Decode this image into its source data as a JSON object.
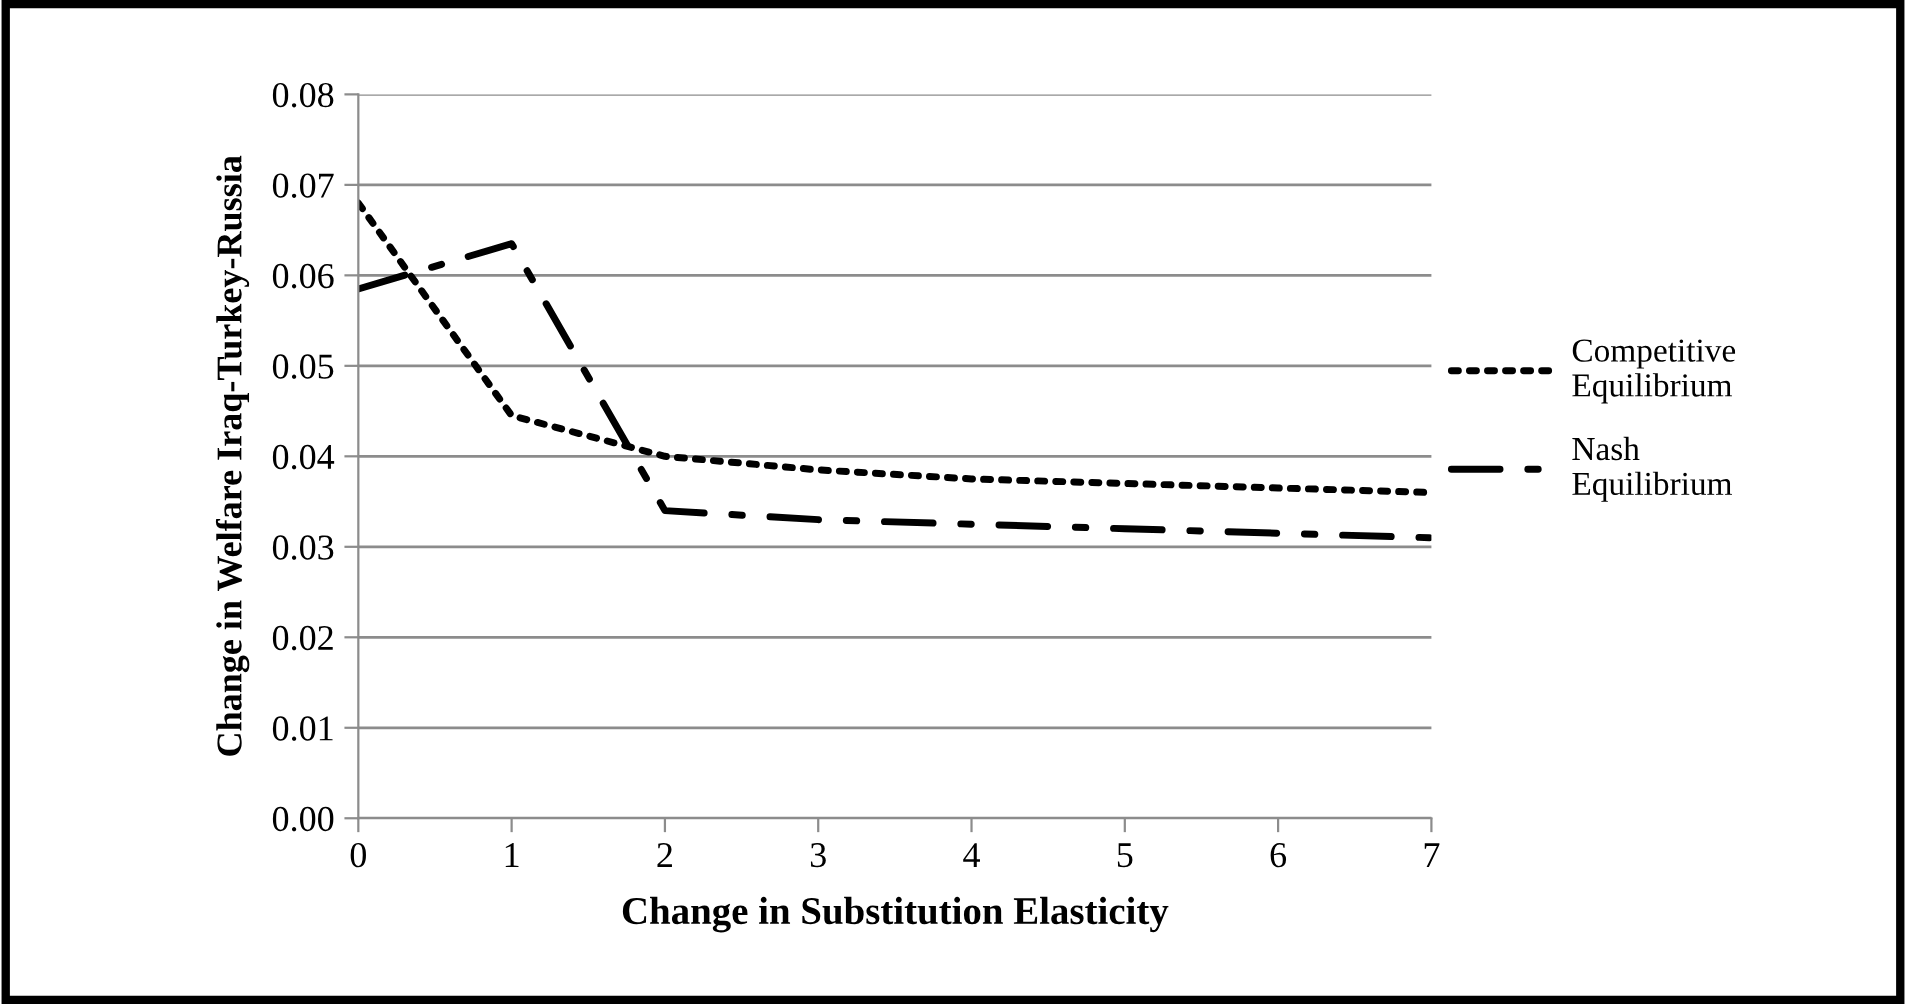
{
  "chart_data": {
    "type": "line",
    "xlabel": "Change in Substitution Elasticity",
    "ylabel": "Change in Welfare Iraq-Turkey-Russia",
    "x": [
      0,
      1,
      2,
      3,
      4,
      5,
      6,
      7
    ],
    "series": [
      {
        "name": "Competitive Equilibrium",
        "color": "#000000",
        "line_style": "dotted",
        "values": [
          0.068,
          0.0445,
          0.04,
          0.0385,
          0.0375,
          0.037,
          0.0365,
          0.036
        ]
      },
      {
        "name": "Nash Equilibrium",
        "color": "#000000",
        "line_style": "dashdot",
        "values": [
          0.0585,
          0.0635,
          0.034,
          0.033,
          0.0325,
          0.032,
          0.0315,
          0.031
        ]
      }
    ],
    "xlim": [
      0,
      7
    ],
    "xticks": [
      0,
      1,
      2,
      3,
      4,
      5,
      6,
      7
    ],
    "ylim": [
      0,
      0.08
    ],
    "yticks": [
      {
        "value": 0,
        "label": "0.00"
      },
      {
        "value": 0.01,
        "label": "0.01"
      },
      {
        "value": 0.02,
        "label": "0.02"
      },
      {
        "value": 0.03,
        "label": "0.03"
      },
      {
        "value": 0.04,
        "label": "0.04"
      },
      {
        "value": 0.05,
        "label": "0.05"
      },
      {
        "value": 0.06,
        "label": "0.06"
      },
      {
        "value": 0.07,
        "label": "0.07"
      },
      {
        "value": 0.08,
        "label": "0.08"
      }
    ],
    "grid": "y",
    "legend": "right",
    "marker": "none"
  }
}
────
• OBJECTIVE
Each record must be quoted in full and exactly. Do not include the pictures.

• TASK ANSWER
Decode this image into its source data as a JSON object.
{
  "chart_data": {
    "type": "line",
    "xlabel": "Change in Substitution Elasticity",
    "ylabel": "Change in Welfare Iraq-Turkey-Russia",
    "x": [
      0,
      1,
      2,
      3,
      4,
      5,
      6,
      7
    ],
    "series": [
      {
        "name": "Competitive Equilibrium",
        "color": "#000000",
        "line_style": "dotted",
        "values": [
          0.068,
          0.0445,
          0.04,
          0.0385,
          0.0375,
          0.037,
          0.0365,
          0.036
        ]
      },
      {
        "name": "Nash Equilibrium",
        "color": "#000000",
        "line_style": "dashdot",
        "values": [
          0.0585,
          0.0635,
          0.034,
          0.033,
          0.0325,
          0.032,
          0.0315,
          0.031
        ]
      }
    ],
    "xlim": [
      0,
      7
    ],
    "xticks": [
      0,
      1,
      2,
      3,
      4,
      5,
      6,
      7
    ],
    "ylim": [
      0,
      0.08
    ],
    "yticks": [
      {
        "value": 0,
        "label": "0.00"
      },
      {
        "value": 0.01,
        "label": "0.01"
      },
      {
        "value": 0.02,
        "label": "0.02"
      },
      {
        "value": 0.03,
        "label": "0.03"
      },
      {
        "value": 0.04,
        "label": "0.04"
      },
      {
        "value": 0.05,
        "label": "0.05"
      },
      {
        "value": 0.06,
        "label": "0.06"
      },
      {
        "value": 0.07,
        "label": "0.07"
      },
      {
        "value": 0.08,
        "label": "0.08"
      }
    ],
    "grid": "y",
    "legend": "right",
    "marker": "none"
  }
}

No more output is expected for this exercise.